== Exercise task ==
From the entries below, report how many lines contain the string "this". Give only that number.
═══ Records shown ═══
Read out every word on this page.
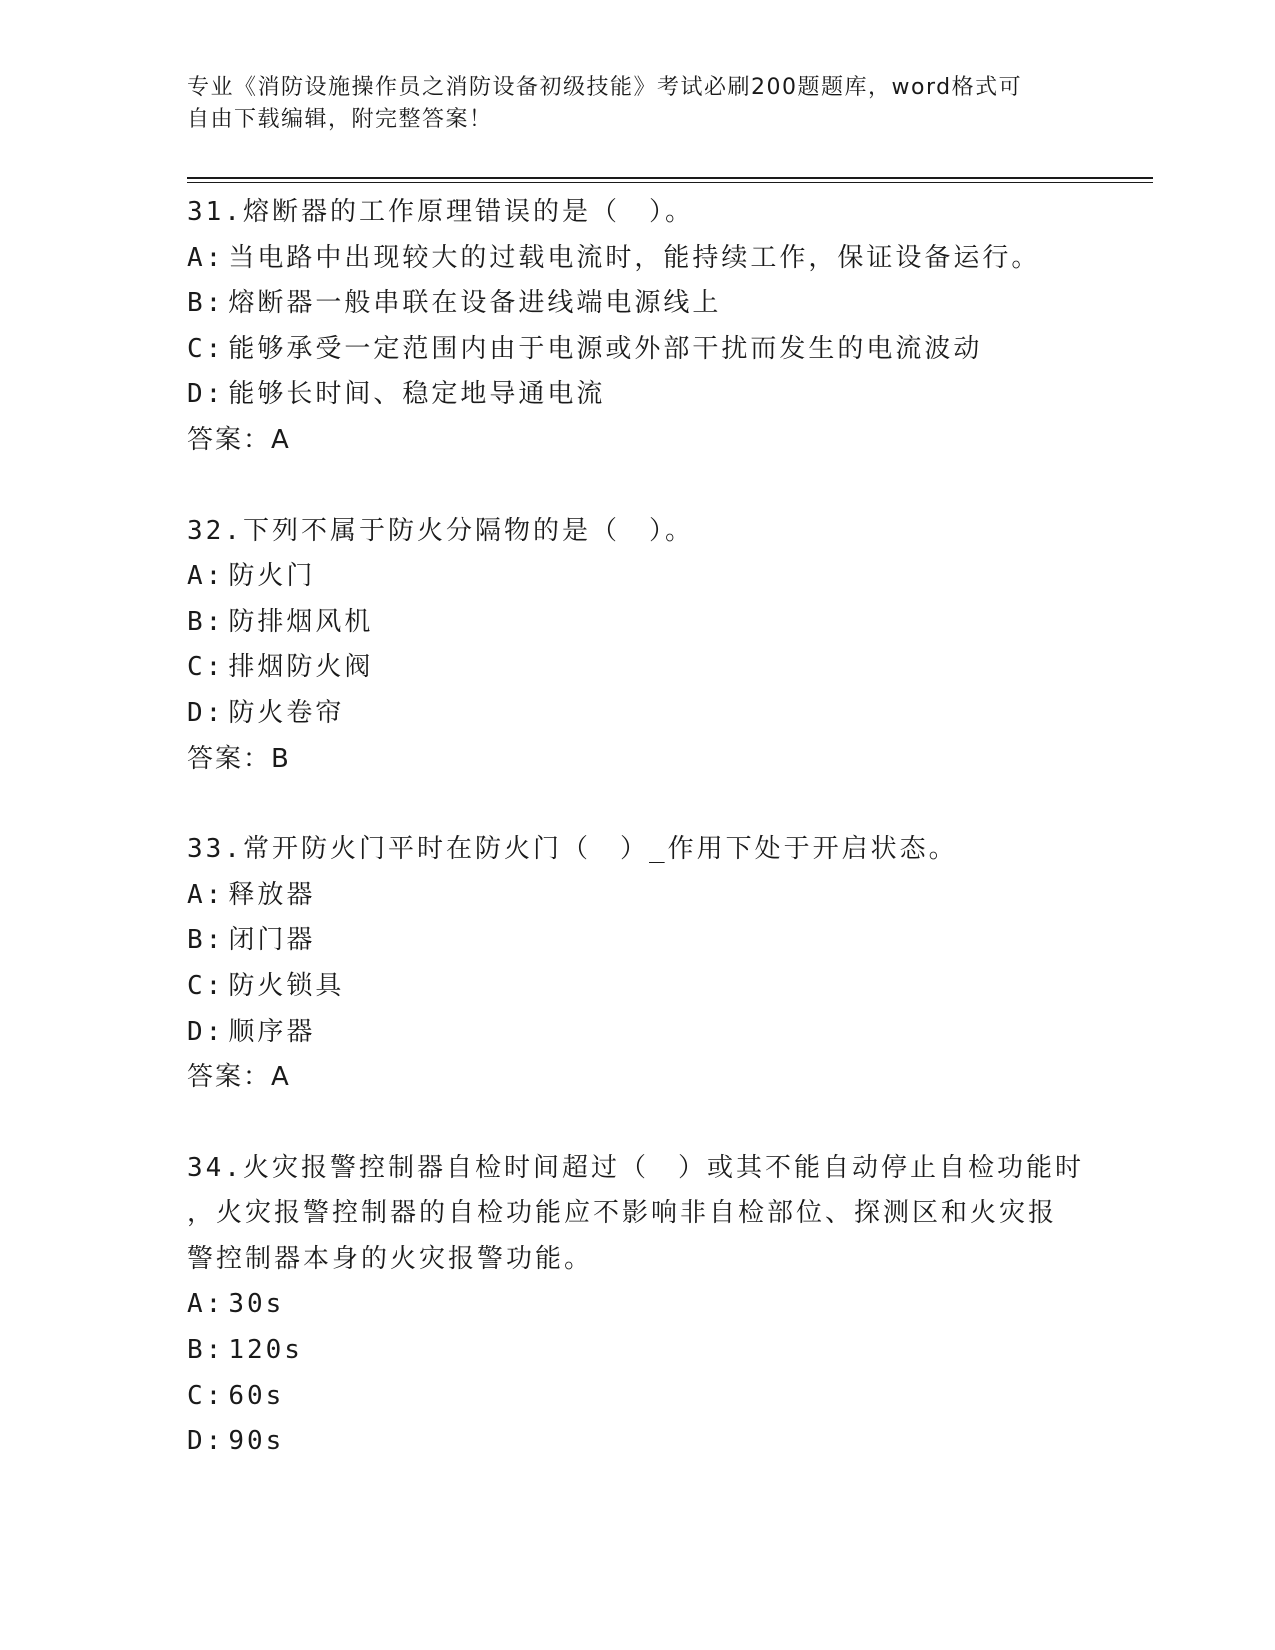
专业《消防设施操作员之消防设备初级技能》考试必刷200题题库，word格式可
自由下载编辑，附完整答案！
31.熔断器的工作原理错误的是（　）。
A: 当电路中出现较大的过载电流时，能持续工作，保证设备运行。
B: 熔断器一般串联在设备进线端电源线上
C: 能够承受一定范围内由于电源或外部干扰而发生的电流波动
D: 能够长时间、稳定地导通电流
答案：A
32.下列不属于防火分隔物的是（　）。
A: 防火门
B: 防排烟风机
C: 排烟防火阀
D: 防火卷帘
答案：B
33.常开防火门平时在防火门（　）_作用下处于开启状态。
A: 释放器
B: 闭门器
C: 防火锁具
D: 顺序器
答案：A
34.火灾报警控制器自检时间超过（　）或其不能自动停止自检功能时
，火灾报警控制器的自检功能应不影响非自检部位、探测区和火灾报
警控制器本身的火灾报警功能。
A: 30s
B: 120s
C: 60s
D: 90s
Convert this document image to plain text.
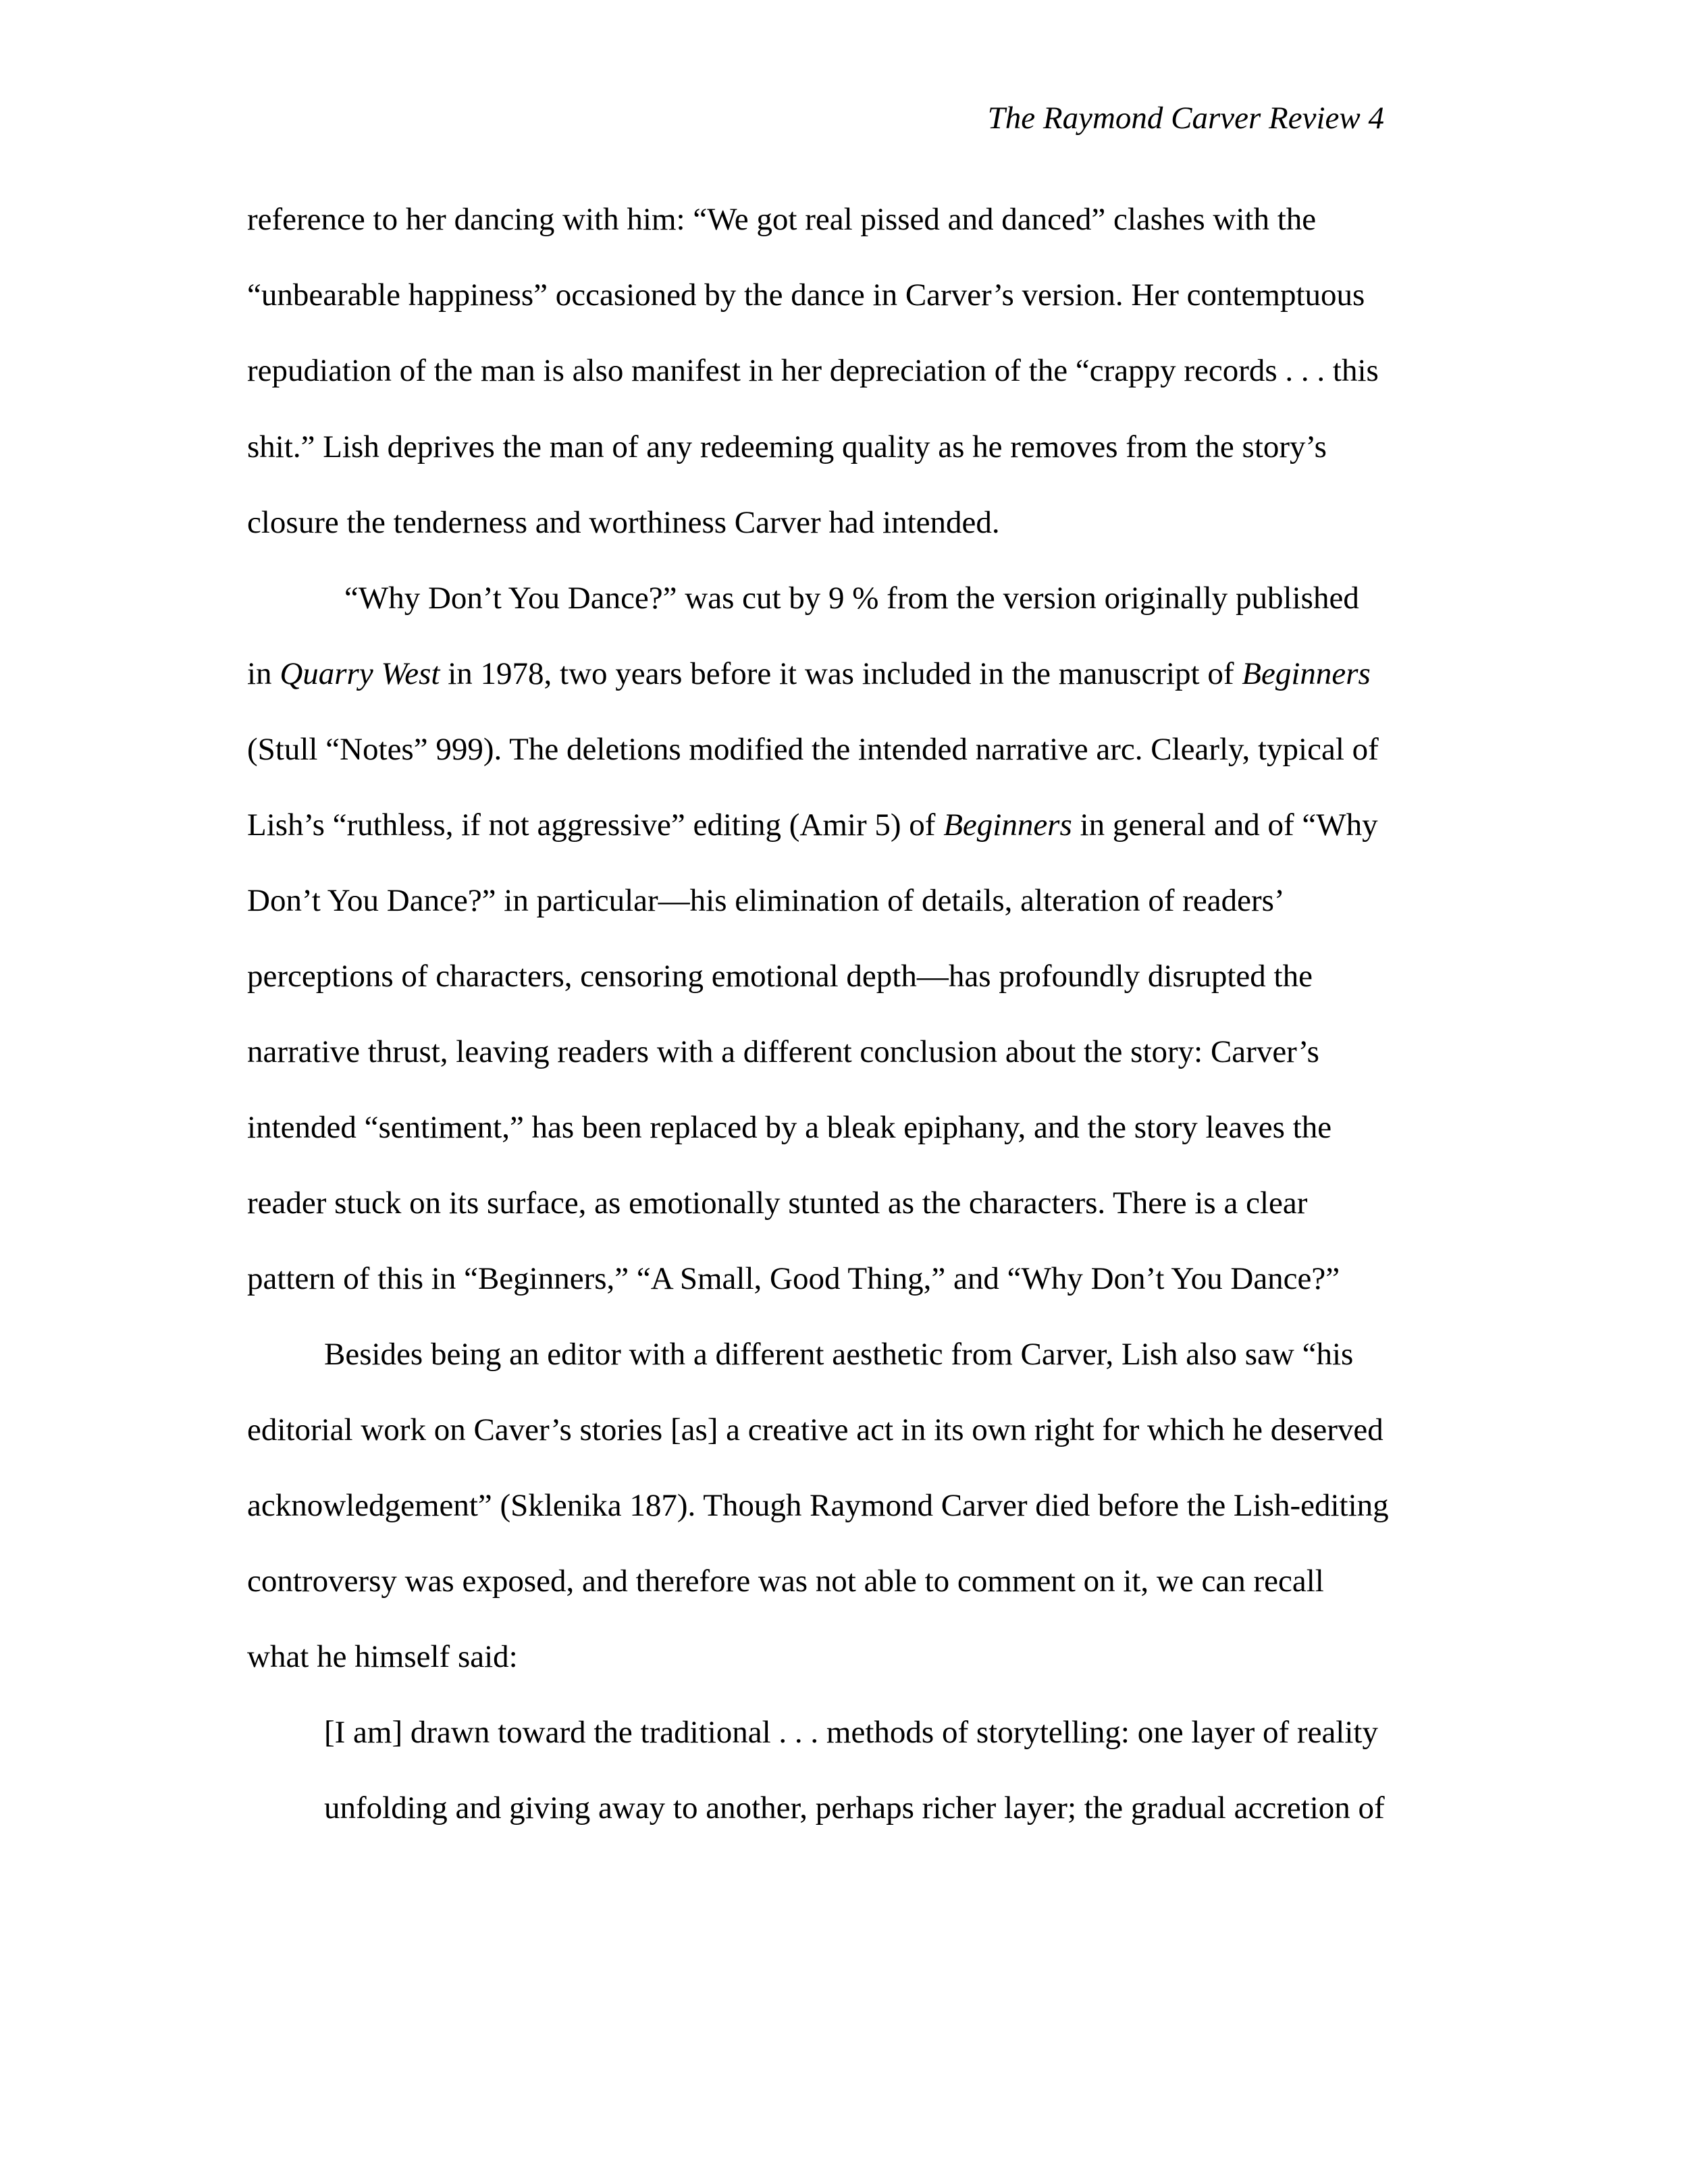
The Raymond Carver Review 4
reference to her dancing with him: “We got real pissed and danced” clashes with the
“unbearable happiness” occasioned by the dance in Carver’s version. Her contemptuous
repudiation of the man is also manifest in her depreciation of the “crappy records . . . this
shit.” Lish deprives the man of any redeeming quality as he removes from the story’s
closure the tenderness and worthiness Carver had intended.
“Why Don’t You Dance?” was cut by 9 % from the version originally published
in Quarry West in 1978, two years before it was included in the manuscript of Beginners
(Stull “Notes” 999). The deletions modified the intended narrative arc. Clearly, typical of
Lish’s “ruthless, if not aggressive” editing (Amir 5) of Beginners in general and of “Why
Don’t You Dance?” in particular—his elimination of details, alteration of readers’
perceptions of characters, censoring emotional depth—has profoundly disrupted the
narrative thrust, leaving readers with a different conclusion about the story: Carver’s
intended “sentiment,” has been replaced by a bleak epiphany, and the story leaves the
reader stuck on its surface, as emotionally stunted as the characters. There is a clear
pattern of this in “Beginners,” “A Small, Good Thing,” and “Why Don’t You Dance?”
Besides being an editor with a different aesthetic from Carver, Lish also saw “his
editorial work on Caver’s stories [as] a creative act in its own right for which he deserved
acknowledgement” (Sklenika 187). Though Raymond Carver died before the Lish-editing
controversy was exposed, and therefore was not able to comment on it, we can recall
what he himself said:
[I am] drawn toward the traditional . . . methods of storytelling: one layer of reality
unfolding and giving away to another, perhaps richer layer; the gradual accretion of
═══
== Task solution ==
4